Exercise prompt
Copy the records from the start through the line with "Enumerate the UI" and keep every line word for word. Leave the pictures out of your answer.

-- begin --

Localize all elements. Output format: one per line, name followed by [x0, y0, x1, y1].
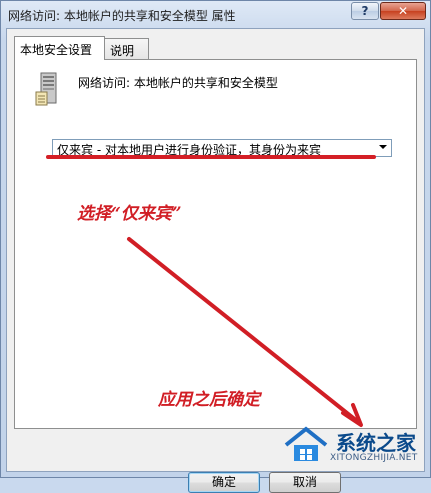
close-button[interactable]: ✕	[380, 2, 426, 20]
tab-explain[interactable]: 说明	[104, 38, 149, 59]
window-title: 网络访问: 本地帐户的共享和安全模型 属性	[8, 9, 236, 23]
ok-button[interactable]: 确定	[188, 472, 260, 493]
server-icon	[35, 72, 57, 106]
annotation-select-guest: 选择“仅来宾”	[77, 204, 182, 224]
properties-dialog: 网络访问: 本地帐户的共享和安全模型 属性 ? ✕ 本地安全设置 说明 网络访问…	[0, 0, 431, 493]
help-button[interactable]: ?	[351, 2, 379, 20]
title-bar[interactable]: 网络访问: 本地帐户的共享和安全模型 属性 ? ✕	[1, 1, 430, 27]
watermark: 系统之家 XITONGZHIJIA.NET	[276, 419, 431, 479]
tab-local-security-setting[interactable]: 本地安全设置	[14, 36, 105, 60]
watermark-title: 系统之家	[336, 431, 416, 455]
red-underline-annotation	[46, 155, 376, 159]
chevron-down-icon[interactable]	[379, 145, 387, 149]
tab-panel: 网络访问: 本地帐户的共享和安全模型 仅来宾 - 对本地用户进行身份验证，其身份…	[14, 59, 417, 429]
house-logo-icon	[284, 426, 328, 461]
watermark-url: XITONGZHIJIA.NET	[330, 453, 418, 463]
annotation-apply-then-ok: 应用之后确定	[158, 390, 260, 410]
policy-name: 网络访问: 本地帐户的共享和安全模型	[78, 76, 278, 90]
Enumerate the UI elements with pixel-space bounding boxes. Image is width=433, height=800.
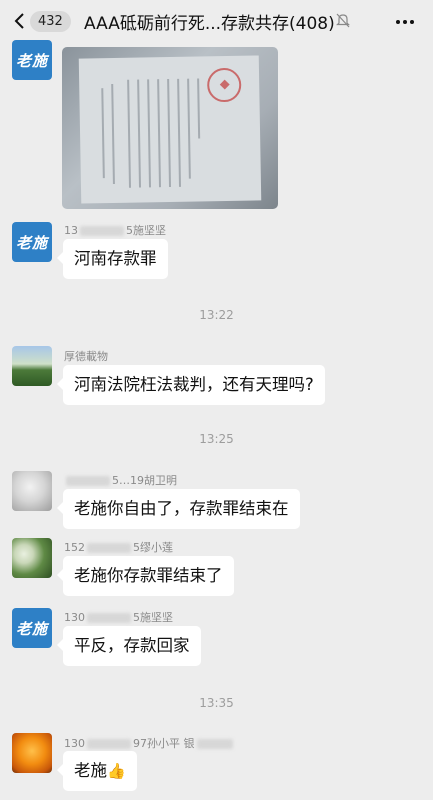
mute-bell-icon <box>336 13 350 28</box>
message-text: 老施 <box>74 761 107 780</box>
unread-count-badge[interactable]: 432 <box>30 11 71 32</box>
chat-header: 432 AAA砥砺前行死...存款共存(408) <box>0 0 433 42</box>
avatar[interactable]: 老施 <box>12 608 52 648</box>
sender-name: 13 5施坚坚 <box>64 224 166 237</box>
sender-name: 厚德載物 <box>64 350 108 363</box>
message-bubble[interactable]: 河南法院枉法裁判，还有天理吗? <box>57 365 325 405</box>
document-photo <box>78 55 262 204</box>
message-bubble[interactable]: 老施你存款罪结束了 <box>57 556 234 596</box>
message-bubble[interactable]: 河南存款罪 <box>57 239 168 279</box>
back-icon[interactable] <box>12 12 28 30</box>
avatar[interactable]: 老施 <box>12 222 52 262</box>
avatar[interactable] <box>12 346 52 386</box>
message-bubble[interactable]: 平反，存款回家 <box>57 626 201 666</box>
avatar-label: 老施 <box>15 619 48 638</box>
message-list[interactable]: 老施 老施 13 5施坚坚 河南存款罪 13:22 厚德載物 河南法院枉法裁判，还… <box>0 40 433 800</box>
avatar[interactable]: 老施 <box>12 40 52 80</box>
sender-name: 152 5缪小莲 <box>64 541 173 554</box>
timestamp: 13:35 <box>199 696 234 710</box>
image-message[interactable] <box>62 47 278 209</box>
message-bubble[interactable]: 老施👍 <box>57 751 137 791</box>
more-options-icon[interactable] <box>396 20 414 24</box>
message-bubble[interactable]: 老施你自由了，存款罪结束在 <box>57 489 300 529</box>
avatar[interactable] <box>12 733 52 773</box>
timestamp: 13:25 <box>199 432 234 446</box>
sender-name: 130 97孙小平 银 <box>64 735 235 751</box>
timestamp: 13:22 <box>199 308 234 322</box>
avatar[interactable] <box>12 471 52 511</box>
thumbs-up-icon: 👍 <box>107 762 126 780</box>
sender-name: 5…19胡卫明 <box>64 472 177 488</box>
avatar-label: 老施 <box>15 51 48 70</box>
sender-name: 130 5施坚坚 <box>64 611 173 624</box>
avatar[interactable] <box>12 538 52 578</box>
avatar-label: 老施 <box>15 233 48 252</box>
chat-title: AAA砥砺前行死...存款共存(408) <box>84 14 335 34</box>
red-seal-icon <box>206 67 242 103</box>
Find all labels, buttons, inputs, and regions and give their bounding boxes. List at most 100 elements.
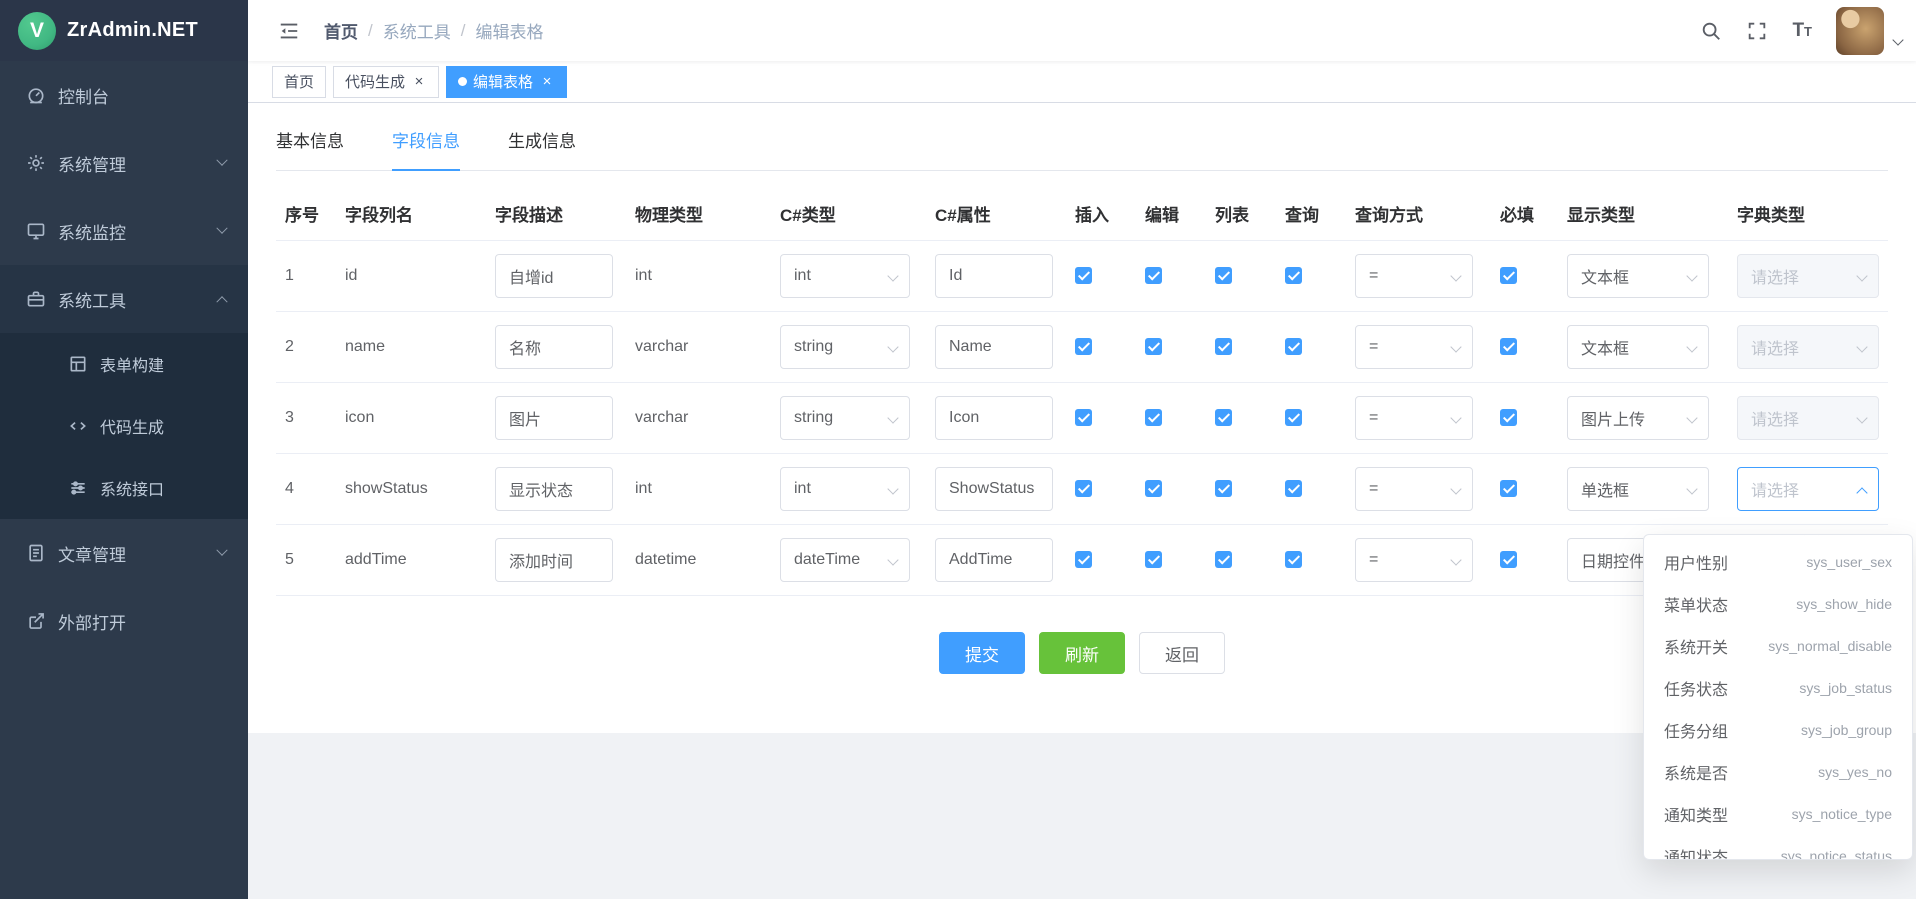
- col-field-desc: 字段描述: [486, 201, 626, 226]
- list-checkbox[interactable]: [1215, 267, 1232, 284]
- required-checkbox[interactable]: [1500, 267, 1517, 284]
- display-type-select[interactable]: 图片上传: [1567, 396, 1709, 440]
- cs-type-select[interactable]: string: [780, 396, 910, 440]
- required-checkbox[interactable]: [1500, 480, 1517, 497]
- dropdown-option[interactable]: 系统开关 sys_normal_disable: [1644, 625, 1912, 667]
- sidebar-item-code-generation[interactable]: 代码生成: [0, 395, 248, 457]
- insert-checkbox[interactable]: [1075, 409, 1092, 426]
- cs-property-input[interactable]: [935, 325, 1053, 369]
- dropdown-option[interactable]: 系统是否 sys_yes_no: [1644, 751, 1912, 793]
- dropdown-option[interactable]: 菜单状态 sys_show_hide: [1644, 583, 1912, 625]
- tag-home[interactable]: 首页: [272, 66, 326, 98]
- dict-type-select[interactable]: 请选择: [1737, 325, 1879, 369]
- list-checkbox[interactable]: [1215, 409, 1232, 426]
- required-checkbox[interactable]: [1500, 551, 1517, 568]
- close-icon[interactable]: ×: [411, 74, 427, 90]
- caret-down-icon[interactable]: [1892, 34, 1903, 45]
- chevron-down-icon: [887, 483, 898, 494]
- sidebar-item-system-monitor[interactable]: 系统监控: [0, 197, 248, 265]
- font-size-icon[interactable]: TT: [1792, 21, 1812, 40]
- insert-checkbox[interactable]: [1075, 551, 1092, 568]
- sidebar-item-system-management[interactable]: 系统管理: [0, 129, 248, 197]
- dict-type-select[interactable]: 请选择: [1737, 254, 1879, 298]
- required-checkbox[interactable]: [1500, 409, 1517, 426]
- sidebar-item-system-tools[interactable]: 系统工具: [0, 265, 248, 333]
- refresh-button[interactable]: 刷新: [1039, 632, 1125, 674]
- edit-checkbox[interactable]: [1145, 267, 1162, 284]
- field-desc-input[interactable]: [495, 396, 613, 440]
- list-checkbox[interactable]: [1215, 338, 1232, 355]
- query-type-select[interactable]: =: [1355, 467, 1473, 511]
- field-desc-input[interactable]: [495, 467, 613, 511]
- breadcrumb-home[interactable]: 首页: [324, 18, 358, 43]
- dict-type-select[interactable]: 请选择: [1737, 396, 1879, 440]
- cs-type-select[interactable]: string: [780, 325, 910, 369]
- search-icon[interactable]: [1700, 20, 1722, 42]
- system-tools-submenu: 表单构建 代码生成 系统接口: [0, 333, 248, 519]
- sidebar-item-form-builder[interactable]: 表单构建: [0, 333, 248, 395]
- field-name: addTime: [336, 551, 486, 569]
- insert-checkbox[interactable]: [1075, 480, 1092, 497]
- tag-label: 编辑表格: [473, 71, 533, 92]
- edit-checkbox[interactable]: [1145, 480, 1162, 497]
- submit-button[interactable]: 提交: [939, 632, 1025, 674]
- query-type-select[interactable]: =: [1355, 396, 1473, 440]
- code-icon: [68, 416, 88, 436]
- cs-property-input[interactable]: [935, 538, 1053, 582]
- tab-generate-info[interactable]: 生成信息: [508, 127, 576, 170]
- cs-type-select[interactable]: int: [780, 467, 910, 511]
- required-checkbox[interactable]: [1500, 338, 1517, 355]
- list-checkbox[interactable]: [1215, 551, 1232, 568]
- query-checkbox[interactable]: [1285, 409, 1302, 426]
- dict-type-select-open[interactable]: 请选择: [1737, 467, 1879, 511]
- field-desc-input[interactable]: [495, 325, 613, 369]
- dropdown-option[interactable]: 通知类型 sys_notice_type: [1644, 793, 1912, 835]
- sidebar-item-external-open[interactable]: 外部打开: [0, 587, 248, 655]
- cs-type-select[interactable]: dateTime: [780, 538, 910, 582]
- cs-type-select[interactable]: int: [780, 254, 910, 298]
- chevron-down-icon: [1450, 483, 1461, 494]
- tab-basic-info[interactable]: 基本信息: [276, 127, 344, 170]
- edit-checkbox[interactable]: [1145, 338, 1162, 355]
- display-type-select[interactable]: 文本框: [1567, 325, 1709, 369]
- display-type-select[interactable]: 文本框: [1567, 254, 1709, 298]
- cs-property-input[interactable]: [935, 254, 1053, 298]
- query-checkbox[interactable]: [1285, 267, 1302, 284]
- tab-field-info[interactable]: 字段信息: [392, 127, 460, 171]
- insert-checkbox[interactable]: [1075, 267, 1092, 284]
- display-type-select[interactable]: 单选框: [1567, 467, 1709, 511]
- cs-property-input[interactable]: [935, 396, 1053, 440]
- query-type-select[interactable]: =: [1355, 538, 1473, 582]
- field-desc-input[interactable]: [495, 254, 613, 298]
- dropdown-option[interactable]: 任务分组 sys_job_group: [1644, 709, 1912, 751]
- back-button[interactable]: 返回: [1139, 632, 1225, 674]
- field-desc-input[interactable]: [495, 538, 613, 582]
- dropdown-option-partial[interactable]: 通知状态 sys_notice_status: [1644, 835, 1912, 860]
- dropdown-option[interactable]: 用户性别 sys_user_sex: [1644, 541, 1912, 583]
- sidebar-item-system-api[interactable]: 系统接口: [0, 457, 248, 519]
- fullscreen-icon[interactable]: [1746, 20, 1768, 42]
- query-checkbox[interactable]: [1285, 480, 1302, 497]
- cs-property-input[interactable]: [935, 467, 1053, 511]
- query-type-select[interactable]: =: [1355, 254, 1473, 298]
- chevron-down-icon: [887, 341, 898, 352]
- list-checkbox[interactable]: [1215, 480, 1232, 497]
- sidebar-item-dashboard[interactable]: 控制台: [0, 61, 248, 129]
- user-avatar[interactable]: [1836, 7, 1884, 55]
- dict-type-dropdown: 用户性别 sys_user_sex 菜单状态 sys_show_hide 系统开…: [1643, 534, 1913, 860]
- edit-checkbox[interactable]: [1145, 551, 1162, 568]
- field-name: name: [336, 338, 486, 356]
- dropdown-option[interactable]: 任务状态 sys_job_status: [1644, 667, 1912, 709]
- menu-fold-icon[interactable]: [278, 20, 300, 42]
- sidebar-item-article-management[interactable]: 文章管理: [0, 519, 248, 587]
- close-icon[interactable]: ×: [539, 74, 555, 90]
- query-type-select[interactable]: =: [1355, 325, 1473, 369]
- edit-checkbox[interactable]: [1145, 409, 1162, 426]
- query-checkbox[interactable]: [1285, 551, 1302, 568]
- col-display-type: 显示类型: [1558, 201, 1728, 226]
- insert-checkbox[interactable]: [1075, 338, 1092, 355]
- tag-edit-table[interactable]: 编辑表格 ×: [446, 66, 567, 98]
- tag-code-generation[interactable]: 代码生成 ×: [333, 66, 439, 98]
- query-checkbox[interactable]: [1285, 338, 1302, 355]
- app-logo[interactable]: V ZrAdmin.NET: [0, 0, 248, 61]
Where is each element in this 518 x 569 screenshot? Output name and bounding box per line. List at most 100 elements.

-- end --

Written solution
Localize all elements. Output format: one per line, name followed by [x0, y0, x1, y1].
close-button[interactable]: ✕	[380, 2, 426, 20]
tab-explain[interactable]: 说明	[104, 38, 149, 59]
window-title: 网络访问: 本地帐户的共享和安全模型 属性	[8, 9, 236, 23]
ok-button[interactable]: 确定	[188, 472, 260, 493]
server-icon	[35, 72, 57, 106]
annotation-select-guest: 选择“仅来宾”	[77, 204, 182, 224]
properties-dialog: 网络访问: 本地帐户的共享和安全模型 属性 ? ✕ 本地安全设置 说明 网络访问…	[0, 0, 431, 493]
help-button[interactable]: ?	[351, 2, 379, 20]
title-bar[interactable]: 网络访问: 本地帐户的共享和安全模型 属性 ? ✕	[1, 1, 430, 27]
watermark: 系统之家 XITONGZHIJIA.NET	[276, 419, 431, 479]
tab-local-security-setting[interactable]: 本地安全设置	[14, 36, 105, 60]
watermark-title: 系统之家	[336, 431, 416, 455]
red-underline-annotation	[46, 155, 376, 159]
chevron-down-icon[interactable]	[379, 145, 387, 149]
tab-panel: 网络访问: 本地帐户的共享和安全模型 仅来宾 - 对本地用户进行身份验证，其身份…	[14, 59, 417, 429]
house-logo-icon	[284, 426, 328, 461]
watermark-url: XITONGZHIJIA.NET	[330, 453, 418, 463]
annotation-apply-then-ok: 应用之后确定	[158, 390, 260, 410]
policy-name: 网络访问: 本地帐户的共享和安全模型	[78, 76, 278, 90]
Enumerate the UI elements with pixel-space bounding boxes. Image is width=433, height=800.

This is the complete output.